## Given task
Copy every line with the string "seit" in it.

## Available data

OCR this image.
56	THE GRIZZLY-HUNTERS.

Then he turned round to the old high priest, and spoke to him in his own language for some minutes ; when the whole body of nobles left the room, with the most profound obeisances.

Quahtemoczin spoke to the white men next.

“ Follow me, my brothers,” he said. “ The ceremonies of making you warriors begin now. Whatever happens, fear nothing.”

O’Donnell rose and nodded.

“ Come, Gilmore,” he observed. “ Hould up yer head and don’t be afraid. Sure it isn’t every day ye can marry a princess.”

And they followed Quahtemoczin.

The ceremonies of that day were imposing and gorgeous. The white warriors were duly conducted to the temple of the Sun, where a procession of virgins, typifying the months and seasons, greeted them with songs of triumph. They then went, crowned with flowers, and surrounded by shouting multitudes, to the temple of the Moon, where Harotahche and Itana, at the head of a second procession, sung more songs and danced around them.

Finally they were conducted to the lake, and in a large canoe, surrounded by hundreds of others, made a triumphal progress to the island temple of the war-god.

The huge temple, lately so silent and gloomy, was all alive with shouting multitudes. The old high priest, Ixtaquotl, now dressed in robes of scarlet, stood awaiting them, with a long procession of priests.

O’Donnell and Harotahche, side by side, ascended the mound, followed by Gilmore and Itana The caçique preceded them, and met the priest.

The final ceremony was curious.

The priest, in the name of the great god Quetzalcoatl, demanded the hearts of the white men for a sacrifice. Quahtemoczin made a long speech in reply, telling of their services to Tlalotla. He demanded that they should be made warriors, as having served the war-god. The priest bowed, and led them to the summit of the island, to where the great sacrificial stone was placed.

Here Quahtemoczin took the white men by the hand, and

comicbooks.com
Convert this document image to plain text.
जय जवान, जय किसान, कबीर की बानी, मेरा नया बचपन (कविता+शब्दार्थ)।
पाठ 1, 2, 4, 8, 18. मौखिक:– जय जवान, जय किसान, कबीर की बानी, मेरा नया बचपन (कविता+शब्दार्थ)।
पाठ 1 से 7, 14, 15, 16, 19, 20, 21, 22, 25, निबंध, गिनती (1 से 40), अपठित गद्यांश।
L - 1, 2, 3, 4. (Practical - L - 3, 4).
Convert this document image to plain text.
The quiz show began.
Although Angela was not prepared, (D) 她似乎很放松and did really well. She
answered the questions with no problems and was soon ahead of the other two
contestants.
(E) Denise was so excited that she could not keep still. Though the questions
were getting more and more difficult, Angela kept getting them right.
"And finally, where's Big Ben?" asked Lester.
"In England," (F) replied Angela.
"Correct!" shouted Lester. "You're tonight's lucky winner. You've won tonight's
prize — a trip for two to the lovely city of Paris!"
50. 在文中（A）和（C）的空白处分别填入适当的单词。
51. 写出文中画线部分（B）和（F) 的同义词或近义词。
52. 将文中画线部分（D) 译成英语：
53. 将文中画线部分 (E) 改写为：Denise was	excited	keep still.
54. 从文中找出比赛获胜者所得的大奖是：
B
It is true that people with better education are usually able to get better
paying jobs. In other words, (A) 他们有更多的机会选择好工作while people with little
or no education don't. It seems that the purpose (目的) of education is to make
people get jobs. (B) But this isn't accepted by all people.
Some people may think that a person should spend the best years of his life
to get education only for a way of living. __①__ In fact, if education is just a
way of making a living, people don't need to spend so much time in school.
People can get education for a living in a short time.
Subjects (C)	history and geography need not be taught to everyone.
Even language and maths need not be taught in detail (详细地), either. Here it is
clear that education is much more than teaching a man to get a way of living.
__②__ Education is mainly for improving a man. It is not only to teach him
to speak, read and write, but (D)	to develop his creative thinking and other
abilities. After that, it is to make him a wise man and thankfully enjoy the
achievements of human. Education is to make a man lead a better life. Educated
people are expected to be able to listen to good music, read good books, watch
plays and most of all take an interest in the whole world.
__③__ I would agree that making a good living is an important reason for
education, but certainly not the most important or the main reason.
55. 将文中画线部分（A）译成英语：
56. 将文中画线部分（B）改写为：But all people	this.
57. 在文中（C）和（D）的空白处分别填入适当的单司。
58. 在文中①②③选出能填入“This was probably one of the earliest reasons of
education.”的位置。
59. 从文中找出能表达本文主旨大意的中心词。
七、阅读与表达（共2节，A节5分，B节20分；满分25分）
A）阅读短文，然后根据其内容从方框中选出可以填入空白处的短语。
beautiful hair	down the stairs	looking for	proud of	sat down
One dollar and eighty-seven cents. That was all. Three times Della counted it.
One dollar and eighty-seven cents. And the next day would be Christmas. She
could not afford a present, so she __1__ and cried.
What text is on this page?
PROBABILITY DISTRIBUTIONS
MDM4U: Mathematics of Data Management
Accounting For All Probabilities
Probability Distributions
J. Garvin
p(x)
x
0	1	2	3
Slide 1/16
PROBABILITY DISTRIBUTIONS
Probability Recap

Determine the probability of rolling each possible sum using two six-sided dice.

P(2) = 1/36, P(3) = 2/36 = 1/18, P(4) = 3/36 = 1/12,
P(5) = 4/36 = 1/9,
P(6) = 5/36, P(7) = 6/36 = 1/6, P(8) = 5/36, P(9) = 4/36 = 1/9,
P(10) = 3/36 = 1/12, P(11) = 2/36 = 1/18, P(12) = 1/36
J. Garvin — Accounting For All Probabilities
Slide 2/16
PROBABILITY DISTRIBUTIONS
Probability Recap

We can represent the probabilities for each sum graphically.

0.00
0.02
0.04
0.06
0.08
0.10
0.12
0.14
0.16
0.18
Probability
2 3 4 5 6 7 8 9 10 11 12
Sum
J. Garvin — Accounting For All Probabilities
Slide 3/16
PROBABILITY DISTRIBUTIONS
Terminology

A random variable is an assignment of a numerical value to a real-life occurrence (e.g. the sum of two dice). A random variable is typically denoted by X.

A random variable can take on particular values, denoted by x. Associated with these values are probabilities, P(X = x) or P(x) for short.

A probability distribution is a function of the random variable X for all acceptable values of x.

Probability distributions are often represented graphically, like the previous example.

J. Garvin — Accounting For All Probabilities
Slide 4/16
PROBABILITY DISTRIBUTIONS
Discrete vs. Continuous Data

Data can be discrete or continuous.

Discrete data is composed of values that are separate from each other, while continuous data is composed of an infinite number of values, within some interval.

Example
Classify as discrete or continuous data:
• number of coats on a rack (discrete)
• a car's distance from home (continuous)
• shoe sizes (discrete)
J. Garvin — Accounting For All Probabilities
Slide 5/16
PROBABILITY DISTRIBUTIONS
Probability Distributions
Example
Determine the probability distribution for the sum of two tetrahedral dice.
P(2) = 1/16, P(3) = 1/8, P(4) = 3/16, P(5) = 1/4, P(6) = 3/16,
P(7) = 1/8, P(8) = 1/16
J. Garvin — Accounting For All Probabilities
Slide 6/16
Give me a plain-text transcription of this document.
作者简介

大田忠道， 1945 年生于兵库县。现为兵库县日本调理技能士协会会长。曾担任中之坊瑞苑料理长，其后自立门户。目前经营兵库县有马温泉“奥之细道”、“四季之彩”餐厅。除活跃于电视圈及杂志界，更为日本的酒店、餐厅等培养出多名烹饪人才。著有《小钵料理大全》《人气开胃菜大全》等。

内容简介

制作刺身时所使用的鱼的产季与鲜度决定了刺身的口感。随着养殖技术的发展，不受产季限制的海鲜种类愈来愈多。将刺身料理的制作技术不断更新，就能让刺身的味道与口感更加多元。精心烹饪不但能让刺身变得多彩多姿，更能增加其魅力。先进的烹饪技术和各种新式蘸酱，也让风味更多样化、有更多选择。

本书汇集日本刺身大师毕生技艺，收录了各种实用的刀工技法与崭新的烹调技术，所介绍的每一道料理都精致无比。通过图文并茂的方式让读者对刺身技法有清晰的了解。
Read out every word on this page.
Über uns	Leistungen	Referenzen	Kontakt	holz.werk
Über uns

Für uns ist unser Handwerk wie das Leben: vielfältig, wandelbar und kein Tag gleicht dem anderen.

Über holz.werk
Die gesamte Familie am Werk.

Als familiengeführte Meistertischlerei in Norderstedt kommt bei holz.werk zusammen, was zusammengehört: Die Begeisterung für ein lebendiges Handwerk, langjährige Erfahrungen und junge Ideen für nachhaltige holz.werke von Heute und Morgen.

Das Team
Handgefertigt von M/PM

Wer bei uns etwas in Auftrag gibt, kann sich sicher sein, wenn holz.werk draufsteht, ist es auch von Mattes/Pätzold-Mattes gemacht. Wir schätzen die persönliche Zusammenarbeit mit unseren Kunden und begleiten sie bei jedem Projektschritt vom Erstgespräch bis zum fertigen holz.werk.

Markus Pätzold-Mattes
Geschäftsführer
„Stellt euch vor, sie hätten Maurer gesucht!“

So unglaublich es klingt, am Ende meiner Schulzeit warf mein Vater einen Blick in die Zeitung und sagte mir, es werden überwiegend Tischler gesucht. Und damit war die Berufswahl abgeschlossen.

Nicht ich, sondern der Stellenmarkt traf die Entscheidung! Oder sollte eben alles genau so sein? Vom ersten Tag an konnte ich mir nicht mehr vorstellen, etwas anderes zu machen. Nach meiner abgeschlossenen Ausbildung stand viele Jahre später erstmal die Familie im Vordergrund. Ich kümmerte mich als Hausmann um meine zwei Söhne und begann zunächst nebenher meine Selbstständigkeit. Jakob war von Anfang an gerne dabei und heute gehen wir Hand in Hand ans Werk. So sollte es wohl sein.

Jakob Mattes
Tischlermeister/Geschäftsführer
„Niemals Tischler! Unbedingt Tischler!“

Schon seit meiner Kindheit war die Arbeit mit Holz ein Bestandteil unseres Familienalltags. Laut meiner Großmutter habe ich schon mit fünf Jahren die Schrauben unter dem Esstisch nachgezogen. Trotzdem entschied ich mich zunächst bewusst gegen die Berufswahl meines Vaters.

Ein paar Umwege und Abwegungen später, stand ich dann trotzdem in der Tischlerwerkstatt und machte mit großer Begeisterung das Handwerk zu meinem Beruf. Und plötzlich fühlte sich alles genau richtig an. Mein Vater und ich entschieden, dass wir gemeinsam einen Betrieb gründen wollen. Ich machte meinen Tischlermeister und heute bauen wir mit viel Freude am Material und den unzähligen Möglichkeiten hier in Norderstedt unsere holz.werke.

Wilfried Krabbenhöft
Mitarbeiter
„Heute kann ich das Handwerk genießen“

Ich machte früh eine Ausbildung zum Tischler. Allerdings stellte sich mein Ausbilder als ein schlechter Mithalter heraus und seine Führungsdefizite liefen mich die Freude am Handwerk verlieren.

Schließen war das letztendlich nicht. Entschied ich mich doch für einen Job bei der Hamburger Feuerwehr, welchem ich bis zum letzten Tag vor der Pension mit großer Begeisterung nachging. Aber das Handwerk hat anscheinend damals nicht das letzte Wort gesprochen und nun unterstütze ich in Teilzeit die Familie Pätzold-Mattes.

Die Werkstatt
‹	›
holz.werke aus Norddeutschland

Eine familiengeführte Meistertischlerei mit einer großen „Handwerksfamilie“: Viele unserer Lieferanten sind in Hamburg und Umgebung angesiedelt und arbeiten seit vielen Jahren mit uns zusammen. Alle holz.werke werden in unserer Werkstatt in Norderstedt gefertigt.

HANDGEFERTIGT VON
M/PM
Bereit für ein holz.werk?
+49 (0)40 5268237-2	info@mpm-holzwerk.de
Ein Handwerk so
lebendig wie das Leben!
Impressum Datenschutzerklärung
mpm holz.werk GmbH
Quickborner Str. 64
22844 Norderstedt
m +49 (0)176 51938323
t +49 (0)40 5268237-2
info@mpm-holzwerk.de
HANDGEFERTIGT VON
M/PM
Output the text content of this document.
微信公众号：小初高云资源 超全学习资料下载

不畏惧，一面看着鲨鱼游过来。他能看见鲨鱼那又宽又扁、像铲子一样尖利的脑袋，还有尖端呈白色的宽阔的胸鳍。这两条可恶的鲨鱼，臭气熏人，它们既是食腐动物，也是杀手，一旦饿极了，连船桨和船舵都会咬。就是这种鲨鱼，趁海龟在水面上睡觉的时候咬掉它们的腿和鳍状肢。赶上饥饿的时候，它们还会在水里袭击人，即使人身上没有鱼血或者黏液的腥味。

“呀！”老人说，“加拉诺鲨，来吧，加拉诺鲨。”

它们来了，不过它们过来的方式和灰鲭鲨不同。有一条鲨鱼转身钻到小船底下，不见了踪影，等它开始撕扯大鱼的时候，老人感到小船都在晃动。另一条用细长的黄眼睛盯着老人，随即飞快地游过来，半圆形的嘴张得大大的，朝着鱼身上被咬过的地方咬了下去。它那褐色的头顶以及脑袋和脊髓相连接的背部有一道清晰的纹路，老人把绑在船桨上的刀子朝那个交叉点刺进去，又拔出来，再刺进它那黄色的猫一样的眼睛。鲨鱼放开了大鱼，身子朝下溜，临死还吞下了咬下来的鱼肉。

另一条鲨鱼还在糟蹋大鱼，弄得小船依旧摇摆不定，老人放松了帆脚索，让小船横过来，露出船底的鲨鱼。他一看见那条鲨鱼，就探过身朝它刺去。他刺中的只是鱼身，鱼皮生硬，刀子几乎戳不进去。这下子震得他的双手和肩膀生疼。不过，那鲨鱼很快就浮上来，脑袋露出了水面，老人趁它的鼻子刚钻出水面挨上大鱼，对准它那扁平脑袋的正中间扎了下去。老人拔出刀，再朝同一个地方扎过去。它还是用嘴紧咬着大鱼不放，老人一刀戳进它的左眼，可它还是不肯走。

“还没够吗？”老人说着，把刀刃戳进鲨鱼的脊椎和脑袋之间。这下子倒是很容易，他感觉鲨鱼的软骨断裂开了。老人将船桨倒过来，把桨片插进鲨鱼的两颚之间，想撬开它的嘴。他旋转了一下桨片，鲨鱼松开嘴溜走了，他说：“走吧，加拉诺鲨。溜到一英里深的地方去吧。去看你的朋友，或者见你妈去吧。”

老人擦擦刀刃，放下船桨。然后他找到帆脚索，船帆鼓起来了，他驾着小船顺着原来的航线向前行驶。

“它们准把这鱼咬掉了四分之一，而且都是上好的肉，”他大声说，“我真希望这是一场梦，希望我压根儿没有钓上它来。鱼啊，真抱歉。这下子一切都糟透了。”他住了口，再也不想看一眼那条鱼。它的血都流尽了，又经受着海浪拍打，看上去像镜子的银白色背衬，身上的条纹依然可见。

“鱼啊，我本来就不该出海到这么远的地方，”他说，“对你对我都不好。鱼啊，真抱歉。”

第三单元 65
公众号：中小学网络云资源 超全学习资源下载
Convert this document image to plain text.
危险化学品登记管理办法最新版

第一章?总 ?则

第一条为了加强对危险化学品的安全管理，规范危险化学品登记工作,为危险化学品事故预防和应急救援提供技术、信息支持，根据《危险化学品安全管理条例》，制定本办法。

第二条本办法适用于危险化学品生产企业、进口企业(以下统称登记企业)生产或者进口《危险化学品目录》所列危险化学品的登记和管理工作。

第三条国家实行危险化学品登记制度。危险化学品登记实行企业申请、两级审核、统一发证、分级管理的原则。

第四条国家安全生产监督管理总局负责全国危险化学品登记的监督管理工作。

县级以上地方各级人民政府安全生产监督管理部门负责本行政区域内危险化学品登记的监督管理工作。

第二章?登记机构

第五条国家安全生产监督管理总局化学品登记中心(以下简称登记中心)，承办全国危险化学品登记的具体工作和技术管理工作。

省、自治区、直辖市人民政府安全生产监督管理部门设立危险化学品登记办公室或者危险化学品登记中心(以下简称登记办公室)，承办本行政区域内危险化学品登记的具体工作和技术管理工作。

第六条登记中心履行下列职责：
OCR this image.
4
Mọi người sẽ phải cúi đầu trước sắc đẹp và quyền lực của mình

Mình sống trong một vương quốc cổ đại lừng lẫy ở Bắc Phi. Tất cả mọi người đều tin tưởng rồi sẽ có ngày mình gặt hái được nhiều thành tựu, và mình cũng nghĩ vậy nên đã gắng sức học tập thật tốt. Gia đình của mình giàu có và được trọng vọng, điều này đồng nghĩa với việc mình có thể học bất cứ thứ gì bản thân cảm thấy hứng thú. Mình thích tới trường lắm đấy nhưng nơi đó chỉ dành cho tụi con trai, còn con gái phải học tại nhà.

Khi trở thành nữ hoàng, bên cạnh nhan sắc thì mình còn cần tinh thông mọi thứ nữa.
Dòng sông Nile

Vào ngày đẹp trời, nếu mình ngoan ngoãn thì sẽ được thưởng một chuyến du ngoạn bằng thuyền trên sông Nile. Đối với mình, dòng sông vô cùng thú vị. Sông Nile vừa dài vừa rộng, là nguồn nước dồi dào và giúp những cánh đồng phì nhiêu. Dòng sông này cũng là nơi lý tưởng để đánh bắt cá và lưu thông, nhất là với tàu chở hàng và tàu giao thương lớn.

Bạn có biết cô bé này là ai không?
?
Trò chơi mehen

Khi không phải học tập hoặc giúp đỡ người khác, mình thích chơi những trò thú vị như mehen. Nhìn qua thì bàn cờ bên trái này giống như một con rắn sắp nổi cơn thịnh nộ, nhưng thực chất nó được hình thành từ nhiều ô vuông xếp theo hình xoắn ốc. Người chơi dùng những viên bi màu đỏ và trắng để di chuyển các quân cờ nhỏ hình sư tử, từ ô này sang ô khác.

## Solution for this task
Schon seit meiner Kindheit war die Arbeit mit Holz ein Bestandteil unseres Familienalltags. Laut meiner Großmutter habe ich schon mit fünf Jahren die Schrauben unter dem Esstisch nachgezogen. Trotzdem entschied ich mich zunächst bewusst gegen die Berufswahl meines Vaters.
Eine familiengeführte Meistertischlerei mit einer großen „Handwerksfamilie“: Viele unserer Lieferanten sind in Hamburg und Umgebung angesiedelt und arbeiten seit vielen Jahren mit uns zusammen. Alle holz.werke werden in unserer Werkstatt in Norderstedt gefertigt.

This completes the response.